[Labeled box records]
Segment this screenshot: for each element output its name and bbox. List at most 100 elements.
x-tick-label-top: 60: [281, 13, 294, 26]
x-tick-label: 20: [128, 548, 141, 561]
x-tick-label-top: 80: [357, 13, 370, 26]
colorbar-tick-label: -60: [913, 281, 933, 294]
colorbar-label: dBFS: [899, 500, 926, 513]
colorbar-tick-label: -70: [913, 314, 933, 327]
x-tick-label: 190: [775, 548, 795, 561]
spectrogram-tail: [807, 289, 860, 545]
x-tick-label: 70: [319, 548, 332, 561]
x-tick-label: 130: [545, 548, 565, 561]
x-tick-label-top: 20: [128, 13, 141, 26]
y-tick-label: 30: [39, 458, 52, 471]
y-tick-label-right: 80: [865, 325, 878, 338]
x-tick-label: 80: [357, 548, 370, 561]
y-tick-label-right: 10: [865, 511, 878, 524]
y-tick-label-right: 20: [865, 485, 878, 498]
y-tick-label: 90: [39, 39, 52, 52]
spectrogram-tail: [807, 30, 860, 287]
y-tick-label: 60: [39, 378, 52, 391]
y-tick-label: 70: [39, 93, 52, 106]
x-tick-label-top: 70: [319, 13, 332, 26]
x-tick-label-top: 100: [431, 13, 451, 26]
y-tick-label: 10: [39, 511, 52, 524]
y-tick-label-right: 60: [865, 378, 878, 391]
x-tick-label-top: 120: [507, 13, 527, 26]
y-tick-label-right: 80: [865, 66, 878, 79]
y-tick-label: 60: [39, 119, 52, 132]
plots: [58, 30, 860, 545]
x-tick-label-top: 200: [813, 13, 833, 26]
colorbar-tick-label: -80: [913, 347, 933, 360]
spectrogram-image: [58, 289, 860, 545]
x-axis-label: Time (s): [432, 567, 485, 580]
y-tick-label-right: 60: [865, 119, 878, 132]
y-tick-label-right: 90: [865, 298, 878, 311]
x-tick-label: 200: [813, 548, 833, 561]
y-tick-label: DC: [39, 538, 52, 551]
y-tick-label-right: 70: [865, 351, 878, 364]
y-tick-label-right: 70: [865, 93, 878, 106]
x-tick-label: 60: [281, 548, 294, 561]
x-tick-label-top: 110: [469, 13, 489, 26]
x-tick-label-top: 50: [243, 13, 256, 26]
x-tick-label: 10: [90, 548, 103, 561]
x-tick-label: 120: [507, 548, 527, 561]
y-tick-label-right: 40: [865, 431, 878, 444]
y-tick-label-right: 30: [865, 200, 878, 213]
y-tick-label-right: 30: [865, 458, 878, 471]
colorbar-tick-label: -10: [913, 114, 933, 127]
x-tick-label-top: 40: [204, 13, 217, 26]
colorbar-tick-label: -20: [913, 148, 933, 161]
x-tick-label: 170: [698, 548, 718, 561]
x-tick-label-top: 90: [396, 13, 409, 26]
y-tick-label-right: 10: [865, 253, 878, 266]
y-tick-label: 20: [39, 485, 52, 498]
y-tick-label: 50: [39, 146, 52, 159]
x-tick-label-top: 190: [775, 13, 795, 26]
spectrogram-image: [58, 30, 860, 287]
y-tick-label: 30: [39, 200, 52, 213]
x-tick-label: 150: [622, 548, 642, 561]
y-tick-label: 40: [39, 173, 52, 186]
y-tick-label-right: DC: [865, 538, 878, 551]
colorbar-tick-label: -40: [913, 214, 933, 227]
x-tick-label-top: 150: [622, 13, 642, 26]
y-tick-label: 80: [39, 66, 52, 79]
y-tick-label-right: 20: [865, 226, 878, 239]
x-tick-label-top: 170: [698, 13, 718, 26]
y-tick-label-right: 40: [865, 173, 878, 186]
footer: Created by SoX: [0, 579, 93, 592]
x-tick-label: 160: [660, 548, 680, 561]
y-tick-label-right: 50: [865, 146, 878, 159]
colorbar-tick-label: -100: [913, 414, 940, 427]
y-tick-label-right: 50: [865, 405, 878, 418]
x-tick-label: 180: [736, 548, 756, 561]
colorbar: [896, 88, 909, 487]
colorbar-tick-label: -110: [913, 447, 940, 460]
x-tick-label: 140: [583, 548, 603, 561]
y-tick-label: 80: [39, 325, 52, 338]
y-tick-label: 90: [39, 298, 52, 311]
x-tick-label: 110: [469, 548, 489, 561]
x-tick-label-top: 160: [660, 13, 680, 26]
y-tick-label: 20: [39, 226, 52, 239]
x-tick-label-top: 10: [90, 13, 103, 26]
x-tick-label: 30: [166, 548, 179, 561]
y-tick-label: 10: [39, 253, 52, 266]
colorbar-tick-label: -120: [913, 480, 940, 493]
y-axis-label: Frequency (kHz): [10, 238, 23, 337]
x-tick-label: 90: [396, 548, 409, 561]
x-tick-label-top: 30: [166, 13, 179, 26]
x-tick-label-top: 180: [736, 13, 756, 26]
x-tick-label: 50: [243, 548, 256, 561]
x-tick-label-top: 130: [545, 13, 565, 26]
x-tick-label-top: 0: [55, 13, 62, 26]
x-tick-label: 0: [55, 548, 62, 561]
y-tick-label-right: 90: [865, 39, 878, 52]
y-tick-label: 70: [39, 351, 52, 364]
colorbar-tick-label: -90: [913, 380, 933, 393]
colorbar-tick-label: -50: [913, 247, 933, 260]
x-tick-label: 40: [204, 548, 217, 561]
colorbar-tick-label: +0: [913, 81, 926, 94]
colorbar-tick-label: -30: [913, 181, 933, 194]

Required work:
Please tally how many lines of the records above contain the string "tail", with case counting, and give only the number.

Written solution:
2